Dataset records

_ _ _ _ _ _ _

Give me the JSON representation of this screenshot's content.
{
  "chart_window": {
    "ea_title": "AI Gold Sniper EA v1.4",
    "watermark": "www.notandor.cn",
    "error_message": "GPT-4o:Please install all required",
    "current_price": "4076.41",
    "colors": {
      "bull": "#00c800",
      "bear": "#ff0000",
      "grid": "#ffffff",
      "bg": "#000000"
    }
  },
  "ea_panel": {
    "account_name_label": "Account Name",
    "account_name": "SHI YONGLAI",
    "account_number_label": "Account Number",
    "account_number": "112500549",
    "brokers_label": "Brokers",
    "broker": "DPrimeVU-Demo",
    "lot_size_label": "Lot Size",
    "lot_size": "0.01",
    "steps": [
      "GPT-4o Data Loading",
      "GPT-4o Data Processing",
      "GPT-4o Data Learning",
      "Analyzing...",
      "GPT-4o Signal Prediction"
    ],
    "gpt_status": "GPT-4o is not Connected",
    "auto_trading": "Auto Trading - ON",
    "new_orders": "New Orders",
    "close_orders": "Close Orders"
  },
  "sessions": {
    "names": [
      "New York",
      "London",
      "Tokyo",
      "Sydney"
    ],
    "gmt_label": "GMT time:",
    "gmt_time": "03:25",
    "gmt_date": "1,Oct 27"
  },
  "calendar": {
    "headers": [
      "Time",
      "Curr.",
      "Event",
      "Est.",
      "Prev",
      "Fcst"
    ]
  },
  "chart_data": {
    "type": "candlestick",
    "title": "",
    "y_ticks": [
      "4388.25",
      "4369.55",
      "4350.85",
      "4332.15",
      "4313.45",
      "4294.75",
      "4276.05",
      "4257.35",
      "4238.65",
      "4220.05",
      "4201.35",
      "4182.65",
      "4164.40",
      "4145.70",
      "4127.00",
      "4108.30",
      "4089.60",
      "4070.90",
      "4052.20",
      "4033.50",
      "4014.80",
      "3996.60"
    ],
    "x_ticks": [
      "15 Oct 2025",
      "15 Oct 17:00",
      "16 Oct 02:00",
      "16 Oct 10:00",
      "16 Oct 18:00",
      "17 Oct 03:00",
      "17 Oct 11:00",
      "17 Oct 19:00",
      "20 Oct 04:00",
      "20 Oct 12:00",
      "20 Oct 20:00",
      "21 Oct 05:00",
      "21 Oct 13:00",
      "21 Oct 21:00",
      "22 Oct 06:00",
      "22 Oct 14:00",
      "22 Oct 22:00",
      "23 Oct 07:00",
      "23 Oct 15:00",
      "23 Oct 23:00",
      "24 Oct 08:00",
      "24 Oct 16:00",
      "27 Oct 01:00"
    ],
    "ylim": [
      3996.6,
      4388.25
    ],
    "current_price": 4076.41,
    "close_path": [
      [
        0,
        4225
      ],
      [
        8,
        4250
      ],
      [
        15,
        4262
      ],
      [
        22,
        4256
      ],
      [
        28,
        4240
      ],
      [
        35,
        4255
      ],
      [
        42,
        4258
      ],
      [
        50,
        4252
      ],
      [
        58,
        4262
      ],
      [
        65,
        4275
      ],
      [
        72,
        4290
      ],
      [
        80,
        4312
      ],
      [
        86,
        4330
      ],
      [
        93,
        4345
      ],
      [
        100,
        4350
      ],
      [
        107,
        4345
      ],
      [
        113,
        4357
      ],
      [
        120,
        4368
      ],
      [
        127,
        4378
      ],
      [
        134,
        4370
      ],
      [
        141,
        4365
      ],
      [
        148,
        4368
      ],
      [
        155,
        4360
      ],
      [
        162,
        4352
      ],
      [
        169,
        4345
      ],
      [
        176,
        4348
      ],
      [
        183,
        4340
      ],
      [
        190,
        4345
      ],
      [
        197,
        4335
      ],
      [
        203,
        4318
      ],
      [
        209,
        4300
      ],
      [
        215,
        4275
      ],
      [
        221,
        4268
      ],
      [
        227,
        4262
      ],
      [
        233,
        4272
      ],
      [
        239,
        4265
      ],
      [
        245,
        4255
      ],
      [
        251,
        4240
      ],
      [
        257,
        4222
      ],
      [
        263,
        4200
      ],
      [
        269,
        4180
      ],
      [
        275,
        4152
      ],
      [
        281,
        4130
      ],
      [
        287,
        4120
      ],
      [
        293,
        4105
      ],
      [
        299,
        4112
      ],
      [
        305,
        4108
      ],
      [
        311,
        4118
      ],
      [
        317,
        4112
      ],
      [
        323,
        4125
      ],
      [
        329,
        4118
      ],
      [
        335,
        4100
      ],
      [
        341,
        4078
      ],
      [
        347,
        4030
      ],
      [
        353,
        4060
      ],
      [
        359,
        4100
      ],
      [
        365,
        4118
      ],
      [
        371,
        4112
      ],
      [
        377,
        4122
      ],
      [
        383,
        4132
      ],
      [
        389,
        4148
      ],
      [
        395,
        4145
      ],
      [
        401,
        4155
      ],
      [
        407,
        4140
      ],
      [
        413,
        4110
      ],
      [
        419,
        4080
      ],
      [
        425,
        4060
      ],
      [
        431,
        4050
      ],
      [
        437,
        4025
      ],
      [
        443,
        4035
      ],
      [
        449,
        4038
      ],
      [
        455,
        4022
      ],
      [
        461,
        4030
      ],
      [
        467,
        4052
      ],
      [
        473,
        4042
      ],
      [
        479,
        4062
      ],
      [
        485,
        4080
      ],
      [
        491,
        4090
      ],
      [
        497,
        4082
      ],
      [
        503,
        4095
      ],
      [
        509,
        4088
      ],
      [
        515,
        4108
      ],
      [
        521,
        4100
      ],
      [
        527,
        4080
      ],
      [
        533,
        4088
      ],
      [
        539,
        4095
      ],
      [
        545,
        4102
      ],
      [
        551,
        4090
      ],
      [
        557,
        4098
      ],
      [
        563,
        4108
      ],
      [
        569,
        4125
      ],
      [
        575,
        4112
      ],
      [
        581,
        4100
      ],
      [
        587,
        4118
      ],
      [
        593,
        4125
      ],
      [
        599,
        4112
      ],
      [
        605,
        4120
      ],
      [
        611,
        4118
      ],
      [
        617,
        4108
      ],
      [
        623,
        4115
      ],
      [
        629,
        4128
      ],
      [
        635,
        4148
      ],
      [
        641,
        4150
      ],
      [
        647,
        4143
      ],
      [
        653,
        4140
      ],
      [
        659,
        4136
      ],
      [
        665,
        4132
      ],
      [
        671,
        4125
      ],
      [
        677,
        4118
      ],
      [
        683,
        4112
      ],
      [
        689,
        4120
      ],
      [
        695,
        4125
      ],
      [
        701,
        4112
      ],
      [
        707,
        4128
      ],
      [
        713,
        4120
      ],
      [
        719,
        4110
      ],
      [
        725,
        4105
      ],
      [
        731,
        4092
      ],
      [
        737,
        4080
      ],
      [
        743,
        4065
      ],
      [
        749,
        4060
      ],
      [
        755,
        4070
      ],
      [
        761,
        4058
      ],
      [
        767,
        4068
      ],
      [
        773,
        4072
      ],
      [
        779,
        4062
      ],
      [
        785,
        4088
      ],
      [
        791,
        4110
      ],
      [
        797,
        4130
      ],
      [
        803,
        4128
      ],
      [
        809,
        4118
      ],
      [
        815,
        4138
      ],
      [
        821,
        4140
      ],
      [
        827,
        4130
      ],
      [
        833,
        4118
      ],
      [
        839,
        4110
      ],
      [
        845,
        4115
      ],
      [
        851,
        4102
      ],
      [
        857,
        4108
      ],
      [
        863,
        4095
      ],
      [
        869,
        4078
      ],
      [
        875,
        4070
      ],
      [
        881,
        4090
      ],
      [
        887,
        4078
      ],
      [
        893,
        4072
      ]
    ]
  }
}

_ _ _ _ _ _ _

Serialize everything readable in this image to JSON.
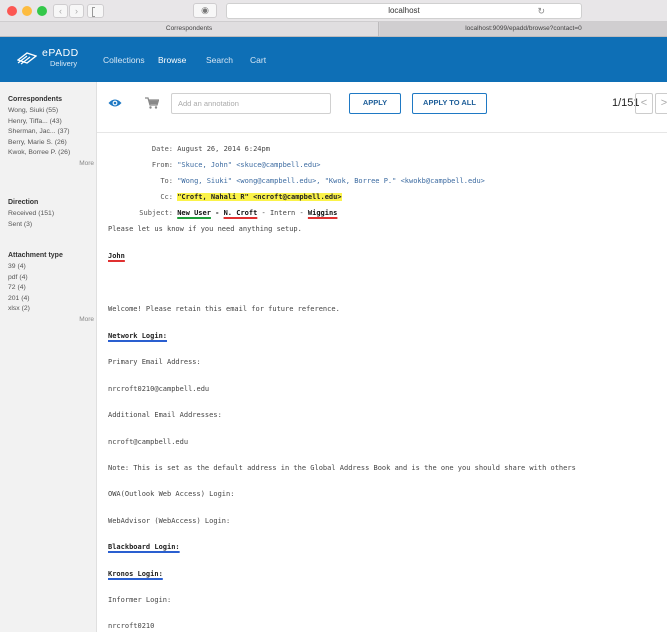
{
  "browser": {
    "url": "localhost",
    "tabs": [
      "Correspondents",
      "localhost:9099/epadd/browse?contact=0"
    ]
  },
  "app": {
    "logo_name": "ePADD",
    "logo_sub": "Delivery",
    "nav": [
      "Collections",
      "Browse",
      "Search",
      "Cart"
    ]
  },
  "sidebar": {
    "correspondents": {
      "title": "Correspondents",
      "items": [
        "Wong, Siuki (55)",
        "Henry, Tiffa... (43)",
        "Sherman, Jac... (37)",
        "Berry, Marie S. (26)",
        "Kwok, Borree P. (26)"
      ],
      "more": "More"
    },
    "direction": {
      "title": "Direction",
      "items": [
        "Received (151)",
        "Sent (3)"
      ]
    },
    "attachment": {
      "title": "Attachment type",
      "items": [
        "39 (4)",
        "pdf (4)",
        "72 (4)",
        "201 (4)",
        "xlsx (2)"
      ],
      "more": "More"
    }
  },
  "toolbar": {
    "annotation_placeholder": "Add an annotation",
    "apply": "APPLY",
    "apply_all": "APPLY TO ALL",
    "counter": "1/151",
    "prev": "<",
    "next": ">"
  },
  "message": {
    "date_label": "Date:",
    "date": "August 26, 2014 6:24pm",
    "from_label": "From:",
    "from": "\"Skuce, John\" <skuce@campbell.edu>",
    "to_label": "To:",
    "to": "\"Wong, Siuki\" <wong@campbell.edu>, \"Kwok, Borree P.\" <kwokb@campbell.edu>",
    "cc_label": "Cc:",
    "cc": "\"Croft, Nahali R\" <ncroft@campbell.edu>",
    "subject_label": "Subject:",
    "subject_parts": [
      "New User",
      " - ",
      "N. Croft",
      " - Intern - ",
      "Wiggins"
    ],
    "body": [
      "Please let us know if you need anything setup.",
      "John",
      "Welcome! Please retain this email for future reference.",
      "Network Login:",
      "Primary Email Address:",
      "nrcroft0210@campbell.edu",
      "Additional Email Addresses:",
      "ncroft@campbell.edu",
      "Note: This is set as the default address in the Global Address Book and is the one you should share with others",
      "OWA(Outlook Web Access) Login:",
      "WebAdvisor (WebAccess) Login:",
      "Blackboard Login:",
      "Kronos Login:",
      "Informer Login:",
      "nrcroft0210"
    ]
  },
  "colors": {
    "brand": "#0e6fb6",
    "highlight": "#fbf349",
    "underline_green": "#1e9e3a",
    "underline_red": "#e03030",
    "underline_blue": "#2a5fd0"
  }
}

_ _ _ _ _ _ _

## SHORT PROBLEM:
Show the lines that mention the word "type".

## REPLY:
    "type": "candlestick",
      "title": "Attachment type",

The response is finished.